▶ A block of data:
○ ○ ○ ○ ○
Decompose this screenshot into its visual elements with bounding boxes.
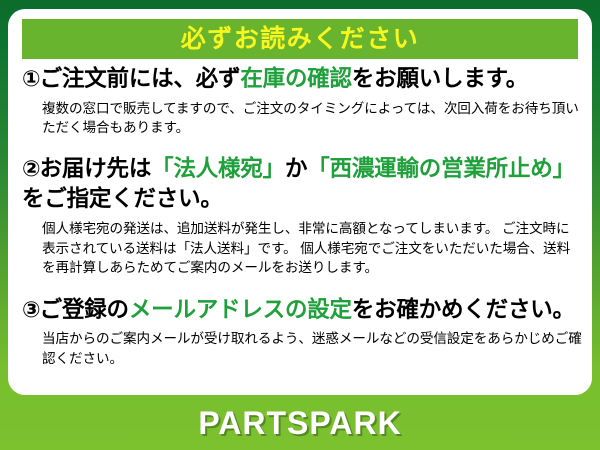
notice-item-2-heading-part-1: お届け先は [40,156,152,181]
notice-item-3-heading-part-3: をお確かめください。 [352,297,575,322]
notice-item-3-heading-part-1: ご登録の [40,297,129,322]
notice-item-1-heading-part-1: ご注文前には、必ず [40,66,241,91]
notice-item-2-number: ② [22,156,40,181]
notice-card: 必ずお読みください ①ご注文前には、必ず在庫の確認をお願いします。 複数の窓口で… [8,9,592,395]
notice-item-2-body: 個人様宅宛の発送は、追加送料が発生し、非常に高額となってしまいます。 ご注文時に… [8,213,592,277]
notice-item-3: ③ご登録のメールアドレスの設定をお確かめください。 当店からのご案内メールが受け… [8,295,592,368]
notice-title-text: 必ずお読みください [181,27,420,52]
notice-item-3-number: ③ [22,297,40,322]
notice-item-3-body: 当店からのご案内メールが受け取れるよう、迷惑メールなどの受信設定をあらかじめご確… [8,324,592,368]
notice-items-list: ①ご注文前には、必ず在庫の確認をお願いします。 複数の窓口で販売してますので、ご… [8,64,592,368]
notice-item-1: ①ご注文前には、必ず在庫の確認をお願いします。 複数の窓口で販売してますので、ご… [8,64,592,137]
brand-logo-text: PARTSPARK [198,407,401,439]
notice-title-bar: 必ずお読みください [22,19,578,59]
notice-item-1-heading-part-2: 在庫の確認 [240,66,352,91]
notice-item-2: ②お届け先は「法人様宛」か「西濃運輸の営業所止め」をご指定ください。 個人様宅宛… [8,154,592,277]
footer-logo: PARTSPARK [0,396,600,450]
notice-item-3-heading-part-2: メールアドレスの設定 [129,297,352,322]
notice-item-2-heading: ②お届け先は「法人様宛」か「西濃運輸の営業所止め」をご指定ください。 [8,154,592,213]
notice-item-2-heading-part-4: 「西濃運輸の営業所止め」 [307,156,575,181]
notice-item-1-heading-part-3: をお願いします。 [352,66,528,91]
notice-item-3-heading: ③ご登録のメールアドレスの設定をお確かめください。 [8,295,592,325]
notice-banner: 必ずお読みください ①ご注文前には、必ず在庫の確認をお願いします。 複数の窓口で… [0,0,600,450]
notice-item-2-heading-part-5: をご指定ください。 [22,186,223,211]
notice-item-1-heading: ①ご注文前には、必ず在庫の確認をお願いします。 [8,64,592,94]
notice-item-2-heading-part-3: か [285,156,307,181]
notice-item-1-body: 複数の窓口で販売してますので、ご注文のタイミングによっては、次回入荷をお待ち頂い… [8,94,592,138]
notice-item-2-heading-part-2: 「法人様宛」 [151,156,285,181]
notice-item-1-number: ① [22,66,40,91]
○ ○ ○ ○ ○
▶ DIRECTIVE: Express the lines above as a JSON list of strings, one string per line with blank lines left out, starting with the line that contains "notice-item-2-heading-part-1: お届け先は [40,156,152,181]" and going on through the line that contains "notice-item-2-heading-part-3: か [285,156,307,181]".

▶ CORRECT RESULT:
[
  "notice-item-2-heading-part-1: お届け先は [40,156,152,181]",
  "notice-item-3-heading-part-3: をお確かめください。 [352,297,575,322]",
  "notice-item-3-heading-part-1: ご登録の [40,297,129,322]",
  "notice-item-1-heading-part-1: ご注文前には、必ず [40,66,241,91]",
  "notice-item-2-number: ② [22,156,40,181]",
  "notice-card: 必ずお読みください ①ご注文前には、必ず在庫の確認をお願いします。 複数の窓口で… [8,9,592,395]",
  "notice-item-2-body: 個人様宅宛の発送は、追加送料が発生し、非常に高額となってしまいます。 ご注文時に… [8,213,592,277]",
  "notice-item-3: ③ご登録のメールアドレスの設定をお確かめください。 当店からのご案内メールが受け… [8,295,592,368]",
  "notice-title-text: 必ずお読みください [181,27,420,52]",
  "notice-item-3-number: ③ [22,297,40,322]",
  "notice-item-3-body: 当店からのご案内メールが受け取れるよう、迷惑メールなどの受信設定をあらかじめご確… [8,324,592,368]",
  "notice-items-list: ①ご注文前には、必ず在庫の確認をお願いします。 複数の窓口で販売してますので、ご… [8,64,592,368]",
  "notice-item-1: ①ご注文前には、必ず在庫の確認をお願いします。 複数の窓口で販売してますので、ご… [8,64,592,137]",
  "brand-logo-text: PARTSPARK [198,407,401,439]",
  "notice-title-bar: 必ずお読みください [22,19,578,59]",
  "notice-item-1-heading-part-2: 在庫の確認 [240,66,352,91]",
  "notice-item-2: ②お届け先は「法人様宛」か「西濃運輸の営業所止め」をご指定ください。 個人様宅宛… [8,154,592,277]",
  "footer-logo: PARTSPARK [0,396,600,450]",
  "notice-item-3-heading-part-2: メールアドレスの設定 [129,297,352,322]",
  "notice-item-2-heading: ②お届け先は「法人様宛」か「西濃運輸の営業所止め」をご指定ください。 [8,154,592,213]",
  "notice-item-2-heading-part-4: 「西濃運輸の営業所止め」 [307,156,575,181]",
  "notice-item-1-heading-part-3: をお願いします。 [352,66,528,91]",
  "notice-item-3-heading: ③ご登録のメールアドレスの設定をお確かめください。 [8,295,592,325]",
  "notice-banner: 必ずお読みください ①ご注文前には、必ず在庫の確認をお願いします。 複数の窓口で… [0,0,600,450]",
  "notice-item-2-heading-part-5: をご指定ください。 [22,186,223,211]",
  "notice-item-1-heading: ①ご注文前には、必ず在庫の確認をお願いします。 [8,64,592,94]",
  "notice-item-2-heading-part-3: か [285,156,307,181]"
]